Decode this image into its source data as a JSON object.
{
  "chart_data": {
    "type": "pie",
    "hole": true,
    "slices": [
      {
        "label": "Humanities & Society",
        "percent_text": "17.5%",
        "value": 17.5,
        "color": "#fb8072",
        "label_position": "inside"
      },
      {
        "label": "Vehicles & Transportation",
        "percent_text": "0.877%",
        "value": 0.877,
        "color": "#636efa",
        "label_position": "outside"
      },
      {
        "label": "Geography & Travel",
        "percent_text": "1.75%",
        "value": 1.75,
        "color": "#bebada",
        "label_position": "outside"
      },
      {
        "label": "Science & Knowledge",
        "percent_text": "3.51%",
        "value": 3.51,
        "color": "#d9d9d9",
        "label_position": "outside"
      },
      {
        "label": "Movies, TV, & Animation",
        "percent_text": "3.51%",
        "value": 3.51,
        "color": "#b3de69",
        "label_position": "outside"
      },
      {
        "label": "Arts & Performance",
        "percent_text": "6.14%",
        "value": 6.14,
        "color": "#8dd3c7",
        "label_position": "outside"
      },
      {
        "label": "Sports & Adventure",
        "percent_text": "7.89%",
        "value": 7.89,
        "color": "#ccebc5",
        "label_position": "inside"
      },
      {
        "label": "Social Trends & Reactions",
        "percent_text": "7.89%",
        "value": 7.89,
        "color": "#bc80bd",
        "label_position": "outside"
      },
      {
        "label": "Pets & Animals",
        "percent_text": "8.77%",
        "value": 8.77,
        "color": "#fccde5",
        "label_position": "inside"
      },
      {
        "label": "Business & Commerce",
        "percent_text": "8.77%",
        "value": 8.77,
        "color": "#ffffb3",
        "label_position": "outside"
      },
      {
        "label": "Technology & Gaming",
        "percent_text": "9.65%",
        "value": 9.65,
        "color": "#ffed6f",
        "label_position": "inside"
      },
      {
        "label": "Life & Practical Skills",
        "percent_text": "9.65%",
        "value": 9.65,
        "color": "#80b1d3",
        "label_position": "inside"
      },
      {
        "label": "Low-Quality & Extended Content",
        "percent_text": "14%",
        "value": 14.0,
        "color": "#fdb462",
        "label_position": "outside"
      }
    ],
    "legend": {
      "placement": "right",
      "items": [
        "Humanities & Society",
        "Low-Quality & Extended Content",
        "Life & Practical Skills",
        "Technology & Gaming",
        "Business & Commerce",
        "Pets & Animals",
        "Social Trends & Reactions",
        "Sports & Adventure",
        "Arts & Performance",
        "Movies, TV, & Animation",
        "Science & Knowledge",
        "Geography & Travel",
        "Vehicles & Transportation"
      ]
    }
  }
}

**Aim of the task**
Repeat the data exactly. Leave nothing out.

**Answer to this exercise**
Decode this image into its source data as a JSON object.
{
  "chart_data": {
    "type": "pie",
    "hole": true,
    "slices": [
      {
        "label": "Humanities & Society",
        "percent_text": "17.5%",
        "value": 17.5,
        "color": "#fb8072",
        "label_position": "inside"
      },
      {
        "label": "Vehicles & Transportation",
        "percent_text": "0.877%",
        "value": 0.877,
        "color": "#636efa",
        "label_position": "outside"
      },
      {
        "label": "Geography & Travel",
        "percent_text": "1.75%",
        "value": 1.75,
        "color": "#bebada",
        "label_position": "outside"
      },
      {
        "label": "Science & Knowledge",
        "percent_text": "3.51%",
        "value": 3.51,
        "color": "#d9d9d9",
        "label_position": "outside"
      },
      {
        "label": "Movies, TV, & Animation",
        "percent_text": "3.51%",
        "value": 3.51,
        "color": "#b3de69",
        "label_position": "outside"
      },
      {
        "label": "Arts & Performance",
        "percent_text": "6.14%",
        "value": 6.14,
        "color": "#8dd3c7",
        "label_position": "outside"
      },
      {
        "label": "Sports & Adventure",
        "percent_text": "7.89%",
        "value": 7.89,
        "color": "#ccebc5",
        "label_position": "inside"
      },
      {
        "label": "Social Trends & Reactions",
        "percent_text": "7.89%",
        "value": 7.89,
        "color": "#bc80bd",
        "label_position": "outside"
      },
      {
        "label": "Pets & Animals",
        "percent_text": "8.77%",
        "value": 8.77,
        "color": "#fccde5",
        "label_position": "inside"
      },
      {
        "label": "Business & Commerce",
        "percent_text": "8.77%",
        "value": 8.77,
        "color": "#ffffb3",
        "label_position": "outside"
      },
      {
        "label": "Technology & Gaming",
        "percent_text": "9.65%",
        "value": 9.65,
        "color": "#ffed6f",
        "label_position": "inside"
      },
      {
        "label": "Life & Practical Skills",
        "percent_text": "9.65%",
        "value": 9.65,
        "color": "#80b1d3",
        "label_position": "inside"
      },
      {
        "label": "Low-Quality & Extended Content",
        "percent_text": "14%",
        "value": 14.0,
        "color": "#fdb462",
        "label_position": "outside"
      }
    ],
    "legend": {
      "placement": "right",
      "items": [
        "Humanities & Society",
        "Low-Quality & Extended Content",
        "Life & Practical Skills",
        "Technology & Gaming",
        "Business & Commerce",
        "Pets & Animals",
        "Social Trends & Reactions",
        "Sports & Adventure",
        "Arts & Performance",
        "Movies, TV, & Animation",
        "Science & Knowledge",
        "Geography & Travel",
        "Vehicles & Transportation"
      ]
    }
  }
}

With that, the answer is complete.